> [Problem requirements]:
Report how many lines include the word "Preguntas", and nothing besides that number.

Dataset records:
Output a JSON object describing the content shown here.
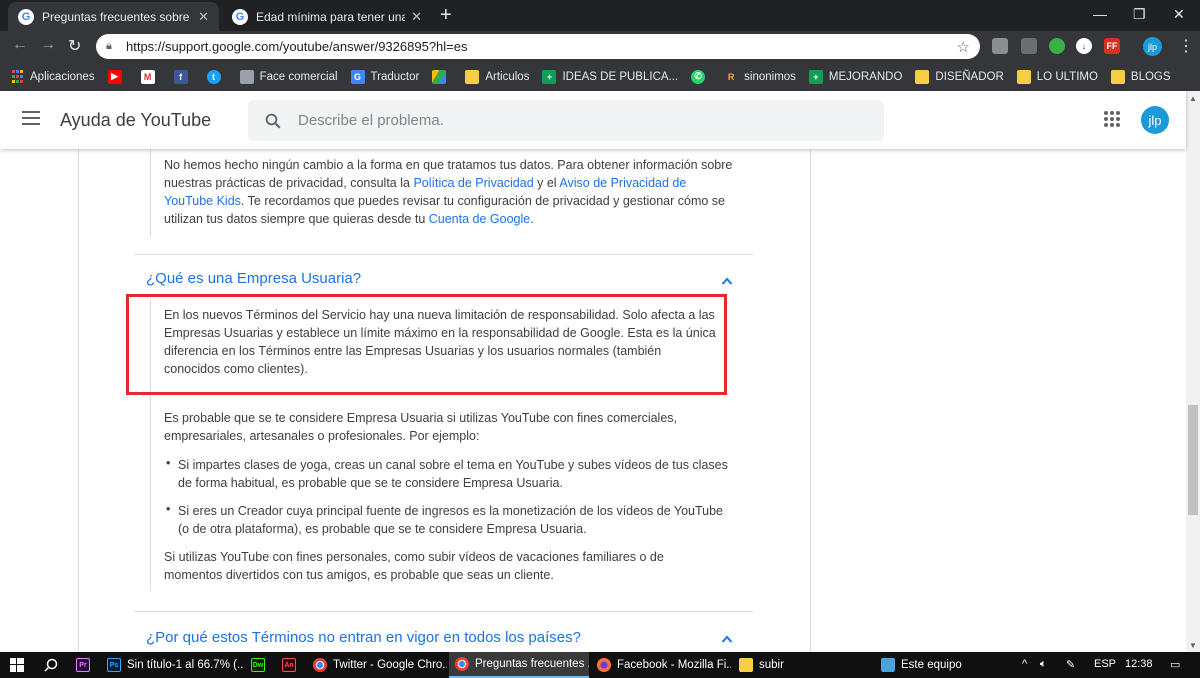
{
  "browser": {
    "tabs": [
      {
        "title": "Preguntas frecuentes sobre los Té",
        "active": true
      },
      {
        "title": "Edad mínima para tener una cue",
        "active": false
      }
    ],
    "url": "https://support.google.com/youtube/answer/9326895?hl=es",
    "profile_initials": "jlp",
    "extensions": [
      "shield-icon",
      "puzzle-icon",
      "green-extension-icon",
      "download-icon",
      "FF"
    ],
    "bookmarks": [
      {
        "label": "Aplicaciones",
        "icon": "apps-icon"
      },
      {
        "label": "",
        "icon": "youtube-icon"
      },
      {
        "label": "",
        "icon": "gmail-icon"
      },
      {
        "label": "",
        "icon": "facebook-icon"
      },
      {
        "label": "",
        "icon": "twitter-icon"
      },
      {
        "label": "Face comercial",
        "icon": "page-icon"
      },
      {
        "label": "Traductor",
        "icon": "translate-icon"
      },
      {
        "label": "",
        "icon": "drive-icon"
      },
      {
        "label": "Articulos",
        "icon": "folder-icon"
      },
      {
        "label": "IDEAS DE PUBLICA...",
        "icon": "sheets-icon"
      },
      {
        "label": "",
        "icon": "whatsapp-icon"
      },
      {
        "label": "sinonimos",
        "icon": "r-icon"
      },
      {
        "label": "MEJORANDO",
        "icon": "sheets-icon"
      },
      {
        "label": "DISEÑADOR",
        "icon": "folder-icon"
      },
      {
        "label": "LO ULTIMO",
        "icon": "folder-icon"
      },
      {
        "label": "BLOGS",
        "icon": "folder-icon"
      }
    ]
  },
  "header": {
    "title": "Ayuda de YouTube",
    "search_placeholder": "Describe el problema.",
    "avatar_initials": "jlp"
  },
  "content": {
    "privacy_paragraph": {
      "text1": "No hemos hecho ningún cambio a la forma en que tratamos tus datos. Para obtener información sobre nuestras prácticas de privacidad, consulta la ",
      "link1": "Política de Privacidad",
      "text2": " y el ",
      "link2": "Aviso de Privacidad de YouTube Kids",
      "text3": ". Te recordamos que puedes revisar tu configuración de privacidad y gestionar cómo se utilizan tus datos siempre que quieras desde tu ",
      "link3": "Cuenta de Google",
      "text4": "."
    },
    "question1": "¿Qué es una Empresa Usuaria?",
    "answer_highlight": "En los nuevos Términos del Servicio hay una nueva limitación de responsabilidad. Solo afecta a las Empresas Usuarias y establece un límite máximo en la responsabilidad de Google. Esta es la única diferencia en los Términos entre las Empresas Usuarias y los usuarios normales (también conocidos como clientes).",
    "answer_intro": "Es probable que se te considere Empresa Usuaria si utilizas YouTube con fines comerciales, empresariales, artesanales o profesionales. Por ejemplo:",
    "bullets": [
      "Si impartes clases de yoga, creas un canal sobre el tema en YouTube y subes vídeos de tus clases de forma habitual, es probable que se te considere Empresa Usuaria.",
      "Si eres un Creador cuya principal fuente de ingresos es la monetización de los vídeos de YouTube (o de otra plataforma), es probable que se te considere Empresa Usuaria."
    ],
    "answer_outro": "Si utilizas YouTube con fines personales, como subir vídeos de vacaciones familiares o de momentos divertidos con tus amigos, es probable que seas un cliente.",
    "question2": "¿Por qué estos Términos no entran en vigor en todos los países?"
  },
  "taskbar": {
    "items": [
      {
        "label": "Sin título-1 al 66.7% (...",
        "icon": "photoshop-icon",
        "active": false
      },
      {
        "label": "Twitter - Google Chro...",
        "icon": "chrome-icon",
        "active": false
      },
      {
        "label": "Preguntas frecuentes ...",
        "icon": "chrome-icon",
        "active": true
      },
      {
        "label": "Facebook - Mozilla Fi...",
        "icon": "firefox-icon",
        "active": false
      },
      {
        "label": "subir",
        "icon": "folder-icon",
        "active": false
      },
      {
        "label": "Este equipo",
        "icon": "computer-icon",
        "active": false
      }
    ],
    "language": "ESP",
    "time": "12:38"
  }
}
---
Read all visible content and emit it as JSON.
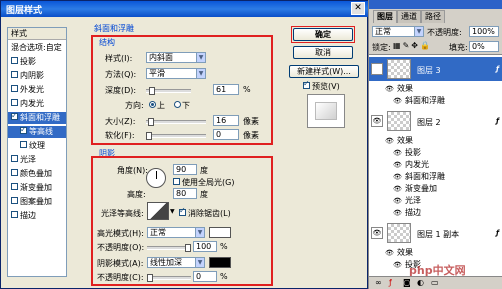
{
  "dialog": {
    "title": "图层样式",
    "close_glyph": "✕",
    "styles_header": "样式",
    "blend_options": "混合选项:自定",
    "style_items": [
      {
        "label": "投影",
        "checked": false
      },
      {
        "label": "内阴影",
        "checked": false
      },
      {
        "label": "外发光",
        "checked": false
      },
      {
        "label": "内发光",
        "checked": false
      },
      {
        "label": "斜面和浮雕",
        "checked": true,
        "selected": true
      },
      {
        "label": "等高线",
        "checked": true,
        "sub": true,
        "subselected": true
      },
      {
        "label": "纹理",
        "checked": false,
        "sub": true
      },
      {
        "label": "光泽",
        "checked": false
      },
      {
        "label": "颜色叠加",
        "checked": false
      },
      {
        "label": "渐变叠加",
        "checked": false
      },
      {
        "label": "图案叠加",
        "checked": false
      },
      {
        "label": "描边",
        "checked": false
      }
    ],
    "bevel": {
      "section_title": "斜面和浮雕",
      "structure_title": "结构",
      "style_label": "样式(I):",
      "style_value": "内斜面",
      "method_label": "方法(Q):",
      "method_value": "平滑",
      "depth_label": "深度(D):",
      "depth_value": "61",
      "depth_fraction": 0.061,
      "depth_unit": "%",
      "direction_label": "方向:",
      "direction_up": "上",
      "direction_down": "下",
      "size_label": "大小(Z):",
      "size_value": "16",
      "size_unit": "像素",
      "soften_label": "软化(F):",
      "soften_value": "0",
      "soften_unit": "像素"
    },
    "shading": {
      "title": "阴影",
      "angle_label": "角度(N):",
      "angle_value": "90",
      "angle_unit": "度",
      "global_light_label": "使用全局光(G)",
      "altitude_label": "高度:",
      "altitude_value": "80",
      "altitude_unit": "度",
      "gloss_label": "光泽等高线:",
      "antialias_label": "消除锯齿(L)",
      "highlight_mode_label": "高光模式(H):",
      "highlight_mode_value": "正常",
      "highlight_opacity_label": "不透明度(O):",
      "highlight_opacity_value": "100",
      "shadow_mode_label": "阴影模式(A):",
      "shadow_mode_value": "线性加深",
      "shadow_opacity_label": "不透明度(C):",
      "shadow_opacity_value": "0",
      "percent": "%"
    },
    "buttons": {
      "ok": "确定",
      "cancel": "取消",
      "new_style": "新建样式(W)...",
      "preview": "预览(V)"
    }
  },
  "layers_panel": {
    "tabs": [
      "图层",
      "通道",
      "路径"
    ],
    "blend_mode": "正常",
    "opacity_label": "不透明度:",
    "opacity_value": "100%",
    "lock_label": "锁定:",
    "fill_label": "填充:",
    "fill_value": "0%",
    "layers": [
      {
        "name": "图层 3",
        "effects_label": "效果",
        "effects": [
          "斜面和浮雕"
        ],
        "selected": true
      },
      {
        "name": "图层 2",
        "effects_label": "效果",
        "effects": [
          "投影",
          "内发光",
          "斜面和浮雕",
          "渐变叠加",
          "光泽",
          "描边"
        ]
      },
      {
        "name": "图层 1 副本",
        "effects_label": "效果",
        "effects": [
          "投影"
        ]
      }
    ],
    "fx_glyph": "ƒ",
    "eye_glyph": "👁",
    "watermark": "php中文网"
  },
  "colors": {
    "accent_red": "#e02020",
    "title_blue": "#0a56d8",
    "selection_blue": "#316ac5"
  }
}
--
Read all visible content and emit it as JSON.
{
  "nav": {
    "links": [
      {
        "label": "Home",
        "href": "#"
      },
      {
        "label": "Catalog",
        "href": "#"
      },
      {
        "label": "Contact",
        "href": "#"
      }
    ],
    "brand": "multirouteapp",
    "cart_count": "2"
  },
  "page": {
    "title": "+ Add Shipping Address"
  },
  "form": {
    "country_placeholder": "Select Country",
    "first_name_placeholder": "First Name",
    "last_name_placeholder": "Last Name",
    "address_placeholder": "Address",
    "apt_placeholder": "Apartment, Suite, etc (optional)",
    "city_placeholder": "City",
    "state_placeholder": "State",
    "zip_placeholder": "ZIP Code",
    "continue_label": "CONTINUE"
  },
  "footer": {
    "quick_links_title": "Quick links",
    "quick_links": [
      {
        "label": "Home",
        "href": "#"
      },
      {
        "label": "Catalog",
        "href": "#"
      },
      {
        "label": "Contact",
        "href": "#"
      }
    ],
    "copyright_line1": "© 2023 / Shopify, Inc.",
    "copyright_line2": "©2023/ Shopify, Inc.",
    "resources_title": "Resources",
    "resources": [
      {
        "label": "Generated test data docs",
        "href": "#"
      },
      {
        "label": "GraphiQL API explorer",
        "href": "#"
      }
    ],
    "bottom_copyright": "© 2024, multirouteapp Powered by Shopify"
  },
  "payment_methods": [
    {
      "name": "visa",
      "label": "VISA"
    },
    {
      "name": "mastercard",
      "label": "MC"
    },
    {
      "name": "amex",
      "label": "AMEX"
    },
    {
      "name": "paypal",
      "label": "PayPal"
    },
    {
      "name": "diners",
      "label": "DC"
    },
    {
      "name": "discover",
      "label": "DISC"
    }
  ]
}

> [Exercise response]:
2